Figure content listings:
◆ ◆ ◆

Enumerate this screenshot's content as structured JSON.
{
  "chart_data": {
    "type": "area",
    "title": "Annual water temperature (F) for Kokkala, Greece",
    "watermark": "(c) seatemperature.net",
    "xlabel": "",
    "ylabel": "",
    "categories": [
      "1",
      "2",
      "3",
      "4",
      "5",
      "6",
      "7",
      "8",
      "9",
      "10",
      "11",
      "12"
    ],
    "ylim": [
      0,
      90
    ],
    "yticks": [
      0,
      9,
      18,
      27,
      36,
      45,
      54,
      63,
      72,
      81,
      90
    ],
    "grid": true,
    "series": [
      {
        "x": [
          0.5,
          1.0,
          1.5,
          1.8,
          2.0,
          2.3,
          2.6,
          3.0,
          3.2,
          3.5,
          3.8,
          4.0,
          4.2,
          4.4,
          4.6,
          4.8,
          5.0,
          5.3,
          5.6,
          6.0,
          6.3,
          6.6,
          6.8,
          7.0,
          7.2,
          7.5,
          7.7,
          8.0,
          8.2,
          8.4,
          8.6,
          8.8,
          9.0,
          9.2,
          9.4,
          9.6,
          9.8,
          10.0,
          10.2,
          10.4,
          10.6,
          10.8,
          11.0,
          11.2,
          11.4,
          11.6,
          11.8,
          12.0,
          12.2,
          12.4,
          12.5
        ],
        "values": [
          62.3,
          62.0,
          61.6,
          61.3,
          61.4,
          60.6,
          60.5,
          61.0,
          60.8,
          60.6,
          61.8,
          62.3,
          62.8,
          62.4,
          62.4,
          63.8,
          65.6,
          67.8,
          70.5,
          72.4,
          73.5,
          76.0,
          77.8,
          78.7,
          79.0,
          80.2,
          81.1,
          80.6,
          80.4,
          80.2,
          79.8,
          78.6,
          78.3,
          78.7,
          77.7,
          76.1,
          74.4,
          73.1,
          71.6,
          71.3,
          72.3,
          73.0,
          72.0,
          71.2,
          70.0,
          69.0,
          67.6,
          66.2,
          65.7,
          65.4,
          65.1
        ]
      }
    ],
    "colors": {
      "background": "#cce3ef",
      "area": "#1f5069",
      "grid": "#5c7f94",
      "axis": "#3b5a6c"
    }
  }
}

◆ ◆ ◆

> Exercise brief: Copy all the records above exactly, missing none.

> Response to this exercise:
Enumerate this screenshot's content as structured JSON.
{
  "chart_data": {
    "type": "area",
    "title": "Annual water temperature (F) for Kokkala, Greece",
    "watermark": "(c) seatemperature.net",
    "xlabel": "",
    "ylabel": "",
    "categories": [
      "1",
      "2",
      "3",
      "4",
      "5",
      "6",
      "7",
      "8",
      "9",
      "10",
      "11",
      "12"
    ],
    "ylim": [
      0,
      90
    ],
    "yticks": [
      0,
      9,
      18,
      27,
      36,
      45,
      54,
      63,
      72,
      81,
      90
    ],
    "grid": true,
    "series": [
      {
        "x": [
          0.5,
          1.0,
          1.5,
          1.8,
          2.0,
          2.3,
          2.6,
          3.0,
          3.2,
          3.5,
          3.8,
          4.0,
          4.2,
          4.4,
          4.6,
          4.8,
          5.0,
          5.3,
          5.6,
          6.0,
          6.3,
          6.6,
          6.8,
          7.0,
          7.2,
          7.5,
          7.7,
          8.0,
          8.2,
          8.4,
          8.6,
          8.8,
          9.0,
          9.2,
          9.4,
          9.6,
          9.8,
          10.0,
          10.2,
          10.4,
          10.6,
          10.8,
          11.0,
          11.2,
          11.4,
          11.6,
          11.8,
          12.0,
          12.2,
          12.4,
          12.5
        ],
        "values": [
          62.3,
          62.0,
          61.6,
          61.3,
          61.4,
          60.6,
          60.5,
          61.0,
          60.8,
          60.6,
          61.8,
          62.3,
          62.8,
          62.4,
          62.4,
          63.8,
          65.6,
          67.8,
          70.5,
          72.4,
          73.5,
          76.0,
          77.8,
          78.7,
          79.0,
          80.2,
          81.1,
          80.6,
          80.4,
          80.2,
          79.8,
          78.6,
          78.3,
          78.7,
          77.7,
          76.1,
          74.4,
          73.1,
          71.6,
          71.3,
          72.3,
          73.0,
          72.0,
          71.2,
          70.0,
          69.0,
          67.6,
          66.2,
          65.7,
          65.4,
          65.1
        ]
      }
    ],
    "colors": {
      "background": "#cce3ef",
      "area": "#1f5069",
      "grid": "#5c7f94",
      "axis": "#3b5a6c"
    }
  }
}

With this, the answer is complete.